▶ **Written task**: Output the data word for word, dropping every image.

▶ **Provided data**:
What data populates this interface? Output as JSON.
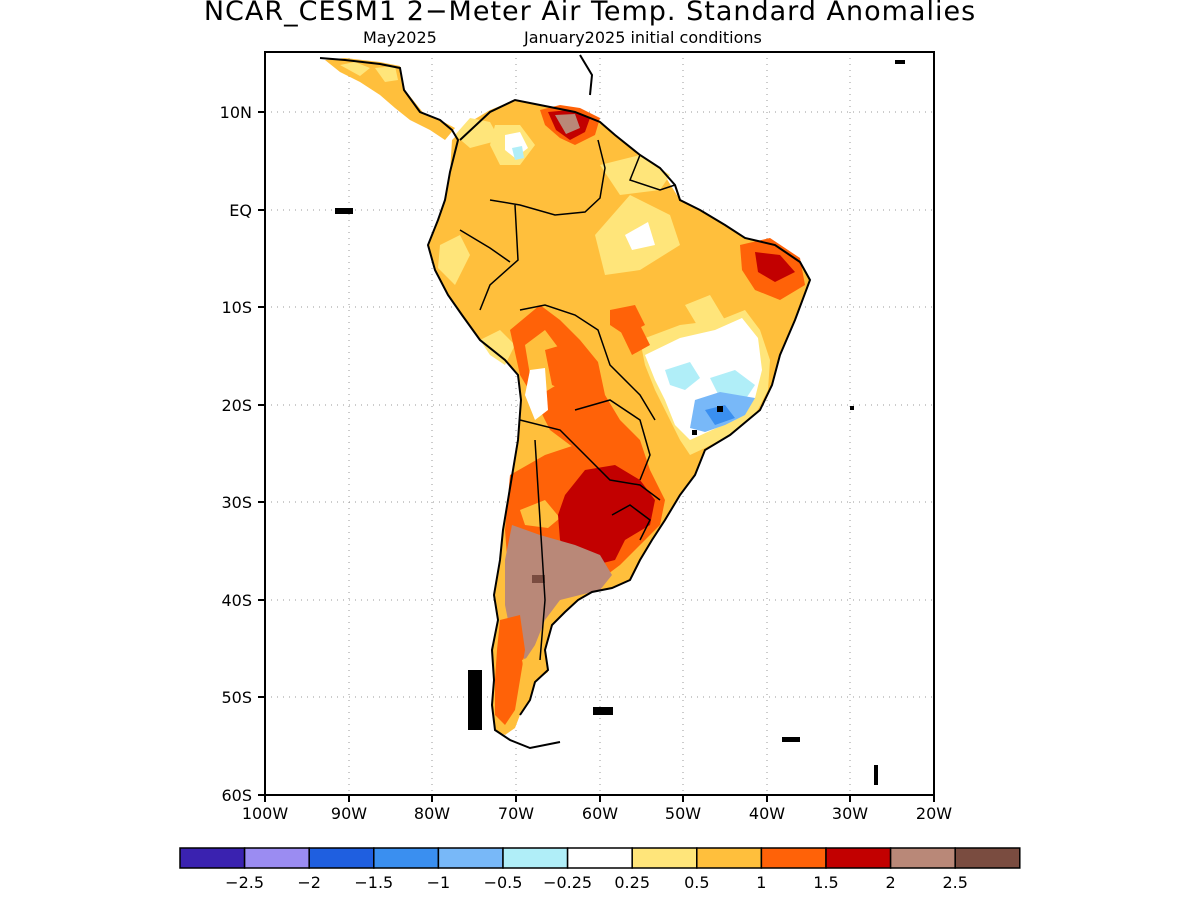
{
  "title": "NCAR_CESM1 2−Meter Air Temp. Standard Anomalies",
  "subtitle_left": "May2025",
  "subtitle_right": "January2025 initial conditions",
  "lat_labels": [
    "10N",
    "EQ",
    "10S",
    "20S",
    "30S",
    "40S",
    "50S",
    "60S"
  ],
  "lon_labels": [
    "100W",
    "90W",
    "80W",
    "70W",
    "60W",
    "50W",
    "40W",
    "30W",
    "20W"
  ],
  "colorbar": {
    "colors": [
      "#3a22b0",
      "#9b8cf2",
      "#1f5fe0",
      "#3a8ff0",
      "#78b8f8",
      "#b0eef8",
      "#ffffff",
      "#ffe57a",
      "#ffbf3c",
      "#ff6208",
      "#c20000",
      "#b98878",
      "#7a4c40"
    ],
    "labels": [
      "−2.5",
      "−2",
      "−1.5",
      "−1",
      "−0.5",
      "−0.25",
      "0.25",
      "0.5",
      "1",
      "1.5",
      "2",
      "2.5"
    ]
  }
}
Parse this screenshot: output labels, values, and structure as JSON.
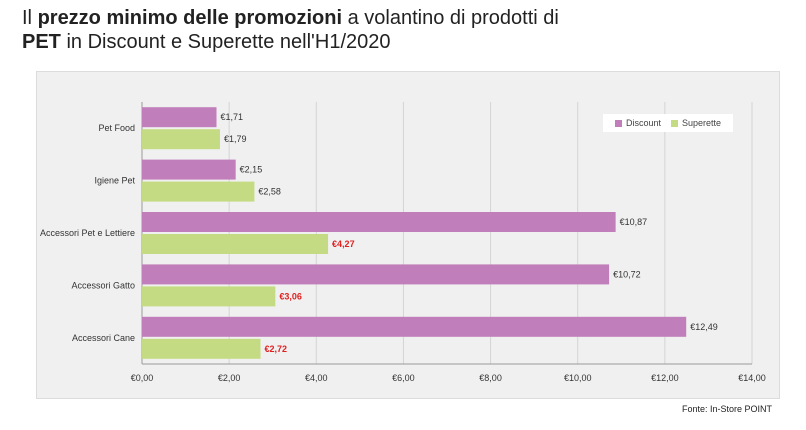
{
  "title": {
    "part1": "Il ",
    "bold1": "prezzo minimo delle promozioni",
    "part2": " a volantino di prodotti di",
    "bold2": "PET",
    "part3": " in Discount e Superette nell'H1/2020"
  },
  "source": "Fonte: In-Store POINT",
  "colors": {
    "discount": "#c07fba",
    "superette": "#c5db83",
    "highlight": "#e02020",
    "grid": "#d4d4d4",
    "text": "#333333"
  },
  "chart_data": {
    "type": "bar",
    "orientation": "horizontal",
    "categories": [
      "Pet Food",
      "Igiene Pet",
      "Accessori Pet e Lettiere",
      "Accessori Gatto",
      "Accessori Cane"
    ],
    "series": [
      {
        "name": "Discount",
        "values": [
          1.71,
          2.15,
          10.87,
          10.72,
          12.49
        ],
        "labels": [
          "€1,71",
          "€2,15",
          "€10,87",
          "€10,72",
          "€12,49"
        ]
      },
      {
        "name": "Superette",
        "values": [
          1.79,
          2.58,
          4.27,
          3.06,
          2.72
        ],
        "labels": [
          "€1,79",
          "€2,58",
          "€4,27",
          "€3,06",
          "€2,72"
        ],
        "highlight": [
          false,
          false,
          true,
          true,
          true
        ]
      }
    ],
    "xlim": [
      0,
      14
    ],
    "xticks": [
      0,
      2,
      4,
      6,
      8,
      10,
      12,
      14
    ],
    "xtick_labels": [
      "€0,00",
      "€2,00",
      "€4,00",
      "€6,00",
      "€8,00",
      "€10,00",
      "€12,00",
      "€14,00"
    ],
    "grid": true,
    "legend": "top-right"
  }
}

▶ **Full solution**:
What data populates this interface? Output as JSON.
{
  "title": "NCAR_CESM1 2−Meter Air Temp. Standard Anomalies",
  "subtitle_left": "May2025",
  "subtitle_right": "January2025 initial conditions",
  "lat_labels": [
    "10N",
    "EQ",
    "10S",
    "20S",
    "30S",
    "40S",
    "50S",
    "60S"
  ],
  "lon_labels": [
    "100W",
    "90W",
    "80W",
    "70W",
    "60W",
    "50W",
    "40W",
    "30W",
    "20W"
  ],
  "colorbar": {
    "colors": [
      "#3a22b0",
      "#9b8cf2",
      "#1f5fe0",
      "#3a8ff0",
      "#78b8f8",
      "#b0eef8",
      "#ffffff",
      "#ffe57a",
      "#ffbf3c",
      "#ff6208",
      "#c20000",
      "#b98878",
      "#7a4c40"
    ],
    "labels": [
      "−2.5",
      "−2",
      "−1.5",
      "−1",
      "−0.5",
      "−0.25",
      "0.25",
      "0.5",
      "1",
      "1.5",
      "2",
      "2.5"
    ]
  }
}
Parse this screenshot: output labels, values, and structure as JSON.
{
  "title": {
    "part1": "Il ",
    "bold1": "prezzo minimo delle promozioni",
    "part2": " a volantino di prodotti di",
    "bold2": "PET",
    "part3": " in Discount e Superette nell'H1/2020"
  },
  "source": "Fonte: In-Store POINT",
  "colors": {
    "discount": "#c07fba",
    "superette": "#c5db83",
    "highlight": "#e02020",
    "grid": "#d4d4d4",
    "text": "#333333"
  },
  "chart_data": {
    "type": "bar",
    "orientation": "horizontal",
    "categories": [
      "Pet Food",
      "Igiene Pet",
      "Accessori Pet e Lettiere",
      "Accessori Gatto",
      "Accessori Cane"
    ],
    "series": [
      {
        "name": "Discount",
        "values": [
          1.71,
          2.15,
          10.87,
          10.72,
          12.49
        ],
        "labels": [
          "€1,71",
          "€2,15",
          "€10,87",
          "€10,72",
          "€12,49"
        ]
      },
      {
        "name": "Superette",
        "values": [
          1.79,
          2.58,
          4.27,
          3.06,
          2.72
        ],
        "labels": [
          "€1,79",
          "€2,58",
          "€4,27",
          "€3,06",
          "€2,72"
        ],
        "highlight": [
          false,
          false,
          true,
          true,
          true
        ]
      }
    ],
    "xlim": [
      0,
      14
    ],
    "xticks": [
      0,
      2,
      4,
      6,
      8,
      10,
      12,
      14
    ],
    "xtick_labels": [
      "€0,00",
      "€2,00",
      "€4,00",
      "€6,00",
      "€8,00",
      "€10,00",
      "€12,00",
      "€14,00"
    ],
    "grid": true,
    "legend": "top-right"
  }
}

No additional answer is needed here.